_Set exercise:_
Only the number is needed: how many lines of the records include "يزيد"?

[Items from a dataset]
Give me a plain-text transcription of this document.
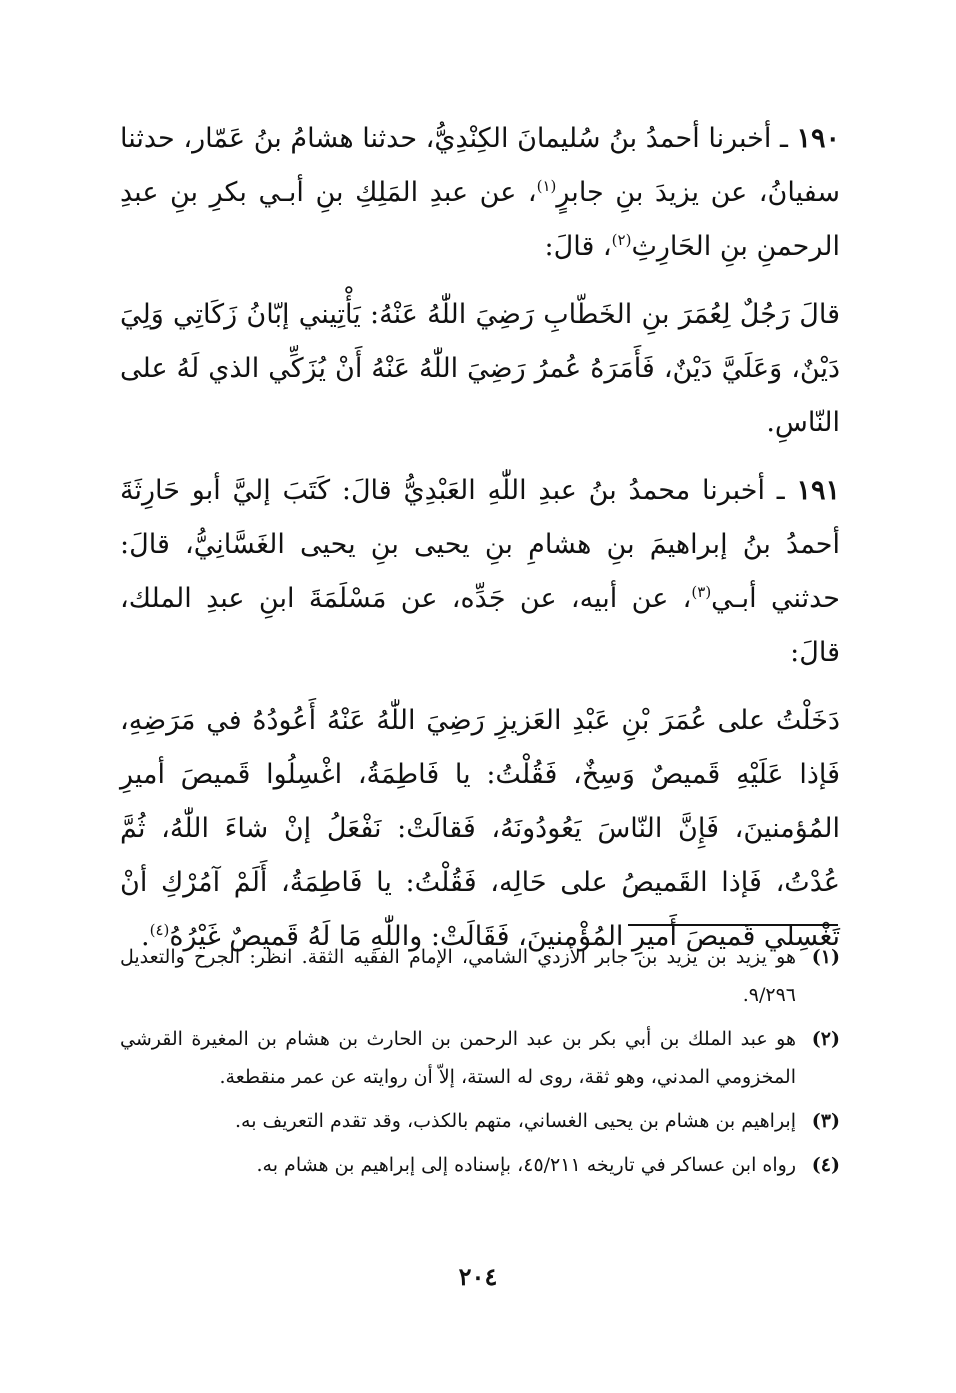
١٩٠ ـ أخبرنا أحمدُ بنُ سُليمانَ الكِنْدِيُّ، حدثنا هشامُ بنُ عَمّار، حدثنا سفيانُ، عن يزيدَ بنِ جابرٍ$^{(١)}$، عن عبدِ المَلِكِ بنِ أبـي بكرِ بنِ عبدِ الرحمنِ بنِ الحَارِثِ$^{(٢)}$، قالَ:

قالَ رَجُلٌ لِعُمَرَ بنِ الخَطّابِ رَضِيَ اللّٰهُ عَنْهُ: يَأْتِيني إبّانُ زَكَاتِي وَلِيَ دَيْنٌ، وَعَلَيَّ دَيْنٌ، فَأَمَرَهُ عُمرُ رَضِيَ اللّٰهُ عَنْهُ أَنْ يُزَكِّي الذي لَهُ على النّاسِ.

١٩١ ـ أخبرنا محمدُ بنُ عبدِ اللّٰهِ العَبْدِيُّ قالَ: كَتَبَ إليَّ أبو حَارِثَةَ أحمدُ بنُ إبراهيمَ بنِ هشامِ بنِ يحيى بنِ يحيى الغَسَّانِيُّ، قالَ: حدثني أبـي$^{(٣)}$، عن أبيه، عن جَدِّه، عن مَسْلَمَةَ ابنِ عبدِ الملك، قالَ:

دَخَلْتُ على عُمَرَ بْنِ عَبْدِ العَزيزِ رَضِيَ اللّٰهُ عَنْهُ أَعُودُهُ في مَرَضِهِ، فَإذا عَلَيْهِ قَميصٌ وَسِخٌ، فَقُلْتُ: يا فَاطِمَةُ، اغْسِلُوا قَميصَ أميرِ المُؤمنينَ، فَإِنَّ النّاسَ يَعُودُونَهُ، فَقالَتْ: نَفْعَلُ إنْ شاءَ اللّٰهُ، ثُمَّ عُدْتُ، فَإذا القَميصُ على حَالِه، فَقُلْتُ: يا فَاطِمَةُ، أَلَمْ آمُرْكِ أنْ تَغْسِلي قَميصَ أَميرِ المُؤْمنينَ، فَقَالَتْ: واللّٰهِ مَا لَهُ قَميصٌ غَيْرُهُ$^{(٤)}$.

(١)
هو يزيد بن يزيد بن جابر الأزدي الشامي، الإمام الفقيه الثقة. انظر: الجرح والتعديل ٩/٢٩٦.
(٢)
هو عبد الملك بن أبي بكر بن عبد الرحمن بن الحارث بن هشام بن المغيرة القرشي المخزومي المدني، وهو ثقة، روى له الستة، إلاّ أن روايته عن عمر منقطعة.
(٣)
إبراهيم بن هشام بن يحيى الغساني، متهم بالكذب، وقد تقدم التعريف به.
(٤)
رواه ابن عساكر في تاريخه ٤٥/٢١١، بإسناده إلى إبراهيم بن هشام به.
٢٠٤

_Problem solution:_
2